» **Records shown**:
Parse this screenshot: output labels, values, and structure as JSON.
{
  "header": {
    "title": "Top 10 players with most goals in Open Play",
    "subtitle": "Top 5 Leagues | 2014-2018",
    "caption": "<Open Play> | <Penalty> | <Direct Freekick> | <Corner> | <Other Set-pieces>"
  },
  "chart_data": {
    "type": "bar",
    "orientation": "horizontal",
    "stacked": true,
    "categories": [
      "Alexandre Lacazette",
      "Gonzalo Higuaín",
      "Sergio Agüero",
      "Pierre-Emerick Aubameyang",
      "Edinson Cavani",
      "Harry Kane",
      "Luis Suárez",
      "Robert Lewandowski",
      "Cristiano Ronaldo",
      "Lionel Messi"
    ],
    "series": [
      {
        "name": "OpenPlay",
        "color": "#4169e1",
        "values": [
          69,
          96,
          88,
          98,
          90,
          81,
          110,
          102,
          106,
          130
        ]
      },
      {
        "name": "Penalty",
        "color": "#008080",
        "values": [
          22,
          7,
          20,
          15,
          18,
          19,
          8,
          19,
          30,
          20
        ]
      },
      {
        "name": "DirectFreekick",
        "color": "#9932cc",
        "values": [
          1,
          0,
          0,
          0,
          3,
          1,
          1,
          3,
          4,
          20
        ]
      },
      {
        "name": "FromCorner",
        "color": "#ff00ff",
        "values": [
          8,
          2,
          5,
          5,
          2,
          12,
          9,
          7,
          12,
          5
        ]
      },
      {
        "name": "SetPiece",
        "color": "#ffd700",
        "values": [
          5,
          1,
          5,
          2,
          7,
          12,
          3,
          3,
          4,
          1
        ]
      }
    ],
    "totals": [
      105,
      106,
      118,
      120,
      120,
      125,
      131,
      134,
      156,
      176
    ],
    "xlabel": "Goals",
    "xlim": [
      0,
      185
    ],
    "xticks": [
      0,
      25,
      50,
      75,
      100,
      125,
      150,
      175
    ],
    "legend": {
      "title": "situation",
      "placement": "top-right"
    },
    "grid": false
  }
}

» **What is asked**: Return every entry verbatim.

» **Expected answer**:
Parse this screenshot: output labels, values, and structure as JSON.
{
  "header": {
    "title": "Top 10 players with most goals in Open Play",
    "subtitle": "Top 5 Leagues | 2014-2018",
    "caption": "<Open Play> | <Penalty> | <Direct Freekick> | <Corner> | <Other Set-pieces>"
  },
  "chart_data": {
    "type": "bar",
    "orientation": "horizontal",
    "stacked": true,
    "categories": [
      "Alexandre Lacazette",
      "Gonzalo Higuaín",
      "Sergio Agüero",
      "Pierre-Emerick Aubameyang",
      "Edinson Cavani",
      "Harry Kane",
      "Luis Suárez",
      "Robert Lewandowski",
      "Cristiano Ronaldo",
      "Lionel Messi"
    ],
    "series": [
      {
        "name": "OpenPlay",
        "color": "#4169e1",
        "values": [
          69,
          96,
          88,
          98,
          90,
          81,
          110,
          102,
          106,
          130
        ]
      },
      {
        "name": "Penalty",
        "color": "#008080",
        "values": [
          22,
          7,
          20,
          15,
          18,
          19,
          8,
          19,
          30,
          20
        ]
      },
      {
        "name": "DirectFreekick",
        "color": "#9932cc",
        "values": [
          1,
          0,
          0,
          0,
          3,
          1,
          1,
          3,
          4,
          20
        ]
      },
      {
        "name": "FromCorner",
        "color": "#ff00ff",
        "values": [
          8,
          2,
          5,
          5,
          2,
          12,
          9,
          7,
          12,
          5
        ]
      },
      {
        "name": "SetPiece",
        "color": "#ffd700",
        "values": [
          5,
          1,
          5,
          2,
          7,
          12,
          3,
          3,
          4,
          1
        ]
      }
    ],
    "totals": [
      105,
      106,
      118,
      120,
      120,
      125,
      131,
      134,
      156,
      176
    ],
    "xlabel": "Goals",
    "xlim": [
      0,
      185
    ],
    "xticks": [
      0,
      25,
      50,
      75,
      100,
      125,
      150,
      175
    ],
    "legend": {
      "title": "situation",
      "placement": "top-right"
    },
    "grid": false
  }
}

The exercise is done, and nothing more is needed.